Dataset items
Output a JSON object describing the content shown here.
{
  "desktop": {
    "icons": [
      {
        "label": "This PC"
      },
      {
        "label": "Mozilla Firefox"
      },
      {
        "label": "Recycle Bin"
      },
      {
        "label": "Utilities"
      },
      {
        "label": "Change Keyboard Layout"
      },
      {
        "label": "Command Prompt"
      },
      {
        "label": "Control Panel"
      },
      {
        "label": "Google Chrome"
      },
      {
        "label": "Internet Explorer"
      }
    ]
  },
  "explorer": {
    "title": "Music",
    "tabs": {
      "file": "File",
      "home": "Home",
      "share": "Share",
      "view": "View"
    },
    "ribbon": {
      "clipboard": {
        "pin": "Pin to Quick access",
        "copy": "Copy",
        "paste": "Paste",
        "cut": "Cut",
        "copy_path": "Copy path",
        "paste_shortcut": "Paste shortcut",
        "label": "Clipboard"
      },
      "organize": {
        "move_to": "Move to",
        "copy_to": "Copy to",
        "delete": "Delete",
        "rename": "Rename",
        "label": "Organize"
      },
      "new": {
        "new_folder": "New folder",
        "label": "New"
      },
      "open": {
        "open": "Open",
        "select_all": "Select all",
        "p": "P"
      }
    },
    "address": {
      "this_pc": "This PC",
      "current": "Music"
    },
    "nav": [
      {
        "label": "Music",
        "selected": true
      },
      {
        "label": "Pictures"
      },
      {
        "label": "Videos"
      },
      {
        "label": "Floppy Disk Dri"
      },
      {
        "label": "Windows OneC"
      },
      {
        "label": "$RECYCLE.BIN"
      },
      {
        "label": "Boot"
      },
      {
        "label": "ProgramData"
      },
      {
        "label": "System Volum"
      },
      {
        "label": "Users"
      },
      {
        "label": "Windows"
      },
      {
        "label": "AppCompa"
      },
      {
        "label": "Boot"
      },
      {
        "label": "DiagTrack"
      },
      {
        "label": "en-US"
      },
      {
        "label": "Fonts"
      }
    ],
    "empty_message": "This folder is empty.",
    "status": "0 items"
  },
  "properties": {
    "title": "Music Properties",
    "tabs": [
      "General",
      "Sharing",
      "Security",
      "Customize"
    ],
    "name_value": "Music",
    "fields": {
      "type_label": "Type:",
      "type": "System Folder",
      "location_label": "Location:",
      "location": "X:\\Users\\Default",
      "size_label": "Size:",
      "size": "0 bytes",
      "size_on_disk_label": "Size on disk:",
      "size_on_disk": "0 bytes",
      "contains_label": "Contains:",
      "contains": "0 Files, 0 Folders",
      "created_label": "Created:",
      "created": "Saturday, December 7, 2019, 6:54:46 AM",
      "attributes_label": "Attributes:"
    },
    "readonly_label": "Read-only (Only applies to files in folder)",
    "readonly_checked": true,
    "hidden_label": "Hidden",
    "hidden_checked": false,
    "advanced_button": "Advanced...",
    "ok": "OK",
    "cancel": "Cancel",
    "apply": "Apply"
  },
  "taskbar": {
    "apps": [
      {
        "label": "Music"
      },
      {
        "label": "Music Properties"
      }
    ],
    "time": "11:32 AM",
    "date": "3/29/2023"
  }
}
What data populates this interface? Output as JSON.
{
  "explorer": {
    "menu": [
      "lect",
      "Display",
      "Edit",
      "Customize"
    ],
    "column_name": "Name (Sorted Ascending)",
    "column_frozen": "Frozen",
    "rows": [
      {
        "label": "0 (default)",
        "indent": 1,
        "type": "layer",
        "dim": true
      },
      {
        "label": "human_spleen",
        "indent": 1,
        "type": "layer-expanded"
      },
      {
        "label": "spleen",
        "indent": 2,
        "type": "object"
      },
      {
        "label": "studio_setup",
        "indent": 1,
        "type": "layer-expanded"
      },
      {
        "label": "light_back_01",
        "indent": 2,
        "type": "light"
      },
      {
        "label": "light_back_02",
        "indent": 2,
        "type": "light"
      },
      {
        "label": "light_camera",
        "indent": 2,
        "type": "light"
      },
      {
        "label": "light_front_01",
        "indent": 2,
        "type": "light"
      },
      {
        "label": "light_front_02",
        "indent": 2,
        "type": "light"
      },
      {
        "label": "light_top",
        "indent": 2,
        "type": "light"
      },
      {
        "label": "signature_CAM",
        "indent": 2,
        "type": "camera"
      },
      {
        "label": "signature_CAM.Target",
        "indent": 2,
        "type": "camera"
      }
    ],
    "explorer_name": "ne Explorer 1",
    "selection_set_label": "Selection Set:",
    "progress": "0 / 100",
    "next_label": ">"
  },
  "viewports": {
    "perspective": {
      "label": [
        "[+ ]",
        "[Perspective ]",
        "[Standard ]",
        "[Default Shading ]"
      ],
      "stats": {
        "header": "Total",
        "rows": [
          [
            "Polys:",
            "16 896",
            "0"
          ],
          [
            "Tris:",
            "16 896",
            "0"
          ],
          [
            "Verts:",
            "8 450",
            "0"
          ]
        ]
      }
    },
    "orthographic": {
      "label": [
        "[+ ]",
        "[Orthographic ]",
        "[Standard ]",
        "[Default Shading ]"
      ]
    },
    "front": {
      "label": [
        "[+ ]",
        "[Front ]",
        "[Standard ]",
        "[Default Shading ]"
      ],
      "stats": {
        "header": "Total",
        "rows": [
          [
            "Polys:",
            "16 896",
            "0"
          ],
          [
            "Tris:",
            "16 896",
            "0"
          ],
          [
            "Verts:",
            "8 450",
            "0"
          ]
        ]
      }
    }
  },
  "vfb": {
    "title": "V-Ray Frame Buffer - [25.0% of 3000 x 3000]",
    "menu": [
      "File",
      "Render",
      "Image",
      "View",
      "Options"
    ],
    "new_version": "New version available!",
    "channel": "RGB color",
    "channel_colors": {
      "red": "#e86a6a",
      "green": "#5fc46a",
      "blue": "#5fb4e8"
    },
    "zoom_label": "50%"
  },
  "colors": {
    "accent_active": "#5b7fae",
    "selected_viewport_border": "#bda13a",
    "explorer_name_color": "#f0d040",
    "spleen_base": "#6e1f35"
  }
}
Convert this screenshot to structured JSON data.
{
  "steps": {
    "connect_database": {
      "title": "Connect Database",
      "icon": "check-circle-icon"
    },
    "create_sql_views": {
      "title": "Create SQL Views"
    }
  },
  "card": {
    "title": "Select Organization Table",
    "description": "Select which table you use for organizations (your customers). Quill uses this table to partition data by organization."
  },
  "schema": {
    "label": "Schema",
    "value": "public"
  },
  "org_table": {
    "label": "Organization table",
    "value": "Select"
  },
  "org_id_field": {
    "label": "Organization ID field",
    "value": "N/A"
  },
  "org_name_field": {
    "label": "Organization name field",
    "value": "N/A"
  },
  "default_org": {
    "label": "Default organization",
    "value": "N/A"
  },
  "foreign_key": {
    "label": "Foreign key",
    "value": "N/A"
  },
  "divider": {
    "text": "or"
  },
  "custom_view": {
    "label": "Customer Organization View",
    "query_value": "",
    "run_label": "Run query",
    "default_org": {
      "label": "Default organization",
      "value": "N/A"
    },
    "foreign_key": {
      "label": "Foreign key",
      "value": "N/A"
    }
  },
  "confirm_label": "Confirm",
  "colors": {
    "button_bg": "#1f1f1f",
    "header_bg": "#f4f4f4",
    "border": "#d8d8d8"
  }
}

PROBLEM REQUIREMENTS:
Quote the entire listing above exactly.

THE SOLUTION:
Output a JSON object describing the content shown here.
{
  "desktop": {
    "icons": [
      {
        "label": "This PC"
      },
      {
        "label": "Mozilla Firefox"
      },
      {
        "label": "Recycle Bin"
      },
      {
        "label": "Utilities"
      },
      {
        "label": "Change Keyboard Layout"
      },
      {
        "label": "Command Prompt"
      },
      {
        "label": "Control Panel"
      },
      {
        "label": "Google Chrome"
      },
      {
        "label": "Internet Explorer"
      }
    ]
  },
  "explorer": {
    "title": "Music",
    "tabs": {
      "file": "File",
      "home": "Home",
      "share": "Share",
      "view": "View"
    },
    "ribbon": {
      "clipboard": {
        "pin": "Pin to Quick access",
        "copy": "Copy",
        "paste": "Paste",
        "cut": "Cut",
        "copy_path": "Copy path",
        "paste_shortcut": "Paste shortcut",
        "label": "Clipboard"
      },
      "organize": {
        "move_to": "Move to",
        "copy_to": "Copy to",
        "delete": "Delete",
        "rename": "Rename",
        "label": "Organize"
      },
      "new": {
        "new_folder": "New folder",
        "label": "New"
      },
      "open": {
        "open": "Open",
        "select_all": "Select all",
        "p": "P"
      }
    },
    "address": {
      "this_pc": "This PC",
      "current": "Music"
    },
    "nav": [
      {
        "label": "Music",
        "selected": true
      },
      {
        "label": "Pictures"
      },
      {
        "label": "Videos"
      },
      {
        "label": "Floppy Disk Dri"
      },
      {
        "label": "Windows OneC"
      },
      {
        "label": "$RECYCLE.BIN"
      },
      {
        "label": "Boot"
      },
      {
        "label": "ProgramData"
      },
      {
        "label": "System Volum"
      },
      {
        "label": "Users"
      },
      {
        "label": "Windows"
      },
      {
        "label": "AppCompa"
      },
      {
        "label": "Boot"
      },
      {
        "label": "DiagTrack"
      },
      {
        "label": "en-US"
      },
      {
        "label": "Fonts"
      }
    ],
    "empty_message": "This folder is empty.",
    "status": "0 items"
  },
  "properties": {
    "title": "Music Properties",
    "tabs": [
      "General",
      "Sharing",
      "Security",
      "Customize"
    ],
    "name_value": "Music",
    "fields": {
      "type_label": "Type:",
      "type": "System Folder",
      "location_label": "Location:",
      "location": "X:\\Users\\Default",
      "size_label": "Size:",
      "size": "0 bytes",
      "size_on_disk_label": "Size on disk:",
      "size_on_disk": "0 bytes",
      "contains_label": "Contains:",
      "contains": "0 Files, 0 Folders",
      "created_label": "Created:",
      "created": "Saturday, December 7, 2019, 6:54:46 AM",
      "attributes_label": "Attributes:"
    },
    "readonly_label": "Read-only (Only applies to files in folder)",
    "readonly_checked": true,
    "hidden_label": "Hidden",
    "hidden_checked": false,
    "advanced_button": "Advanced...",
    "ok": "OK",
    "cancel": "Cancel",
    "apply": "Apply"
  },
  "taskbar": {
    "apps": [
      {
        "label": "Music"
      },
      {
        "label": "Music Properties"
      }
    ],
    "time": "11:32 AM",
    "date": "3/29/2023"
  }
}
What data populates this interface? Output as JSON.
{
  "explorer": {
    "menu": [
      "lect",
      "Display",
      "Edit",
      "Customize"
    ],
    "column_name": "Name (Sorted Ascending)",
    "column_frozen": "Frozen",
    "rows": [
      {
        "label": "0 (default)",
        "indent": 1,
        "type": "layer",
        "dim": true
      },
      {
        "label": "human_spleen",
        "indent": 1,
        "type": "layer-expanded"
      },
      {
        "label": "spleen",
        "indent": 2,
        "type": "object"
      },
      {
        "label": "studio_setup",
        "indent": 1,
        "type": "layer-expanded"
      },
      {
        "label": "light_back_01",
        "indent": 2,
        "type": "light"
      },
      {
        "label": "light_back_02",
        "indent": 2,
        "type": "light"
      },
      {
        "label": "light_camera",
        "indent": 2,
        "type": "light"
      },
      {
        "label": "light_front_01",
        "indent": 2,
        "type": "light"
      },
      {
        "label": "light_front_02",
        "indent": 2,
        "type": "light"
      },
      {
        "label": "light_top",
        "indent": 2,
        "type": "light"
      },
      {
        "label": "signature_CAM",
        "indent": 2,
        "type": "camera"
      },
      {
        "label": "signature_CAM.Target",
        "indent": 2,
        "type": "camera"
      }
    ],
    "explorer_name": "ne Explorer 1",
    "selection_set_label": "Selection Set:",
    "progress": "0 / 100",
    "next_label": ">"
  },
  "viewports": {
    "perspective": {
      "label": [
        "[+ ]",
        "[Perspective ]",
        "[Standard ]",
        "[Default Shading ]"
      ],
      "stats": {
        "header": "Total",
        "rows": [
          [
            "Polys:",
            "16 896",
            "0"
          ],
          [
            "Tris:",
            "16 896",
            "0"
          ],
          [
            "Verts:",
            "8 450",
            "0"
          ]
        ]
      }
    },
    "orthographic": {
      "label": [
        "[+ ]",
        "[Orthographic ]",
        "[Standard ]",
        "[Default Shading ]"
      ]
    },
    "front": {
      "label": [
        "[+ ]",
        "[Front ]",
        "[Standard ]",
        "[Default Shading ]"
      ],
      "stats": {
        "header": "Total",
        "rows": [
          [
            "Polys:",
            "16 896",
            "0"
          ],
          [
            "Tris:",
            "16 896",
            "0"
          ],
          [
            "Verts:",
            "8 450",
            "0"
          ]
        ]
      }
    }
  },
  "vfb": {
    "title": "V-Ray Frame Buffer - [25.0% of 3000 x 3000]",
    "menu": [
      "File",
      "Render",
      "Image",
      "View",
      "Options"
    ],
    "new_version": "New version available!",
    "channel": "RGB color",
    "channel_colors": {
      "red": "#e86a6a",
      "green": "#5fc46a",
      "blue": "#5fb4e8"
    },
    "zoom_label": "50%"
  },
  "colors": {
    "accent_active": "#5b7fae",
    "selected_viewport_border": "#bda13a",
    "explorer_name_color": "#f0d040",
    "spleen_base": "#6e1f35"
  }
}
Convert this screenshot to structured JSON data.
{
  "steps": {
    "connect_database": {
      "title": "Connect Database",
      "icon": "check-circle-icon"
    },
    "create_sql_views": {
      "title": "Create SQL Views"
    }
  },
  "card": {
    "title": "Select Organization Table",
    "description": "Select which table you use for organizations (your customers). Quill uses this table to partition data by organization."
  },
  "schema": {
    "label": "Schema",
    "value": "public"
  },
  "org_table": {
    "label": "Organization table",
    "value": "Select"
  },
  "org_id_field": {
    "label": "Organization ID field",
    "value": "N/A"
  },
  "org_name_field": {
    "label": "Organization name field",
    "value": "N/A"
  },
  "default_org": {
    "label": "Default organization",
    "value": "N/A"
  },
  "foreign_key": {
    "label": "Foreign key",
    "value": "N/A"
  },
  "divider": {
    "text": "or"
  },
  "custom_view": {
    "label": "Customer Organization View",
    "query_value": "",
    "run_label": "Run query",
    "default_org": {
      "label": "Default organization",
      "value": "N/A"
    },
    "foreign_key": {
      "label": "Foreign key",
      "value": "N/A"
    }
  },
  "confirm_label": "Confirm",
  "colors": {
    "button_bg": "#1f1f1f",
    "header_bg": "#f4f4f4",
    "border": "#d8d8d8"
  }
}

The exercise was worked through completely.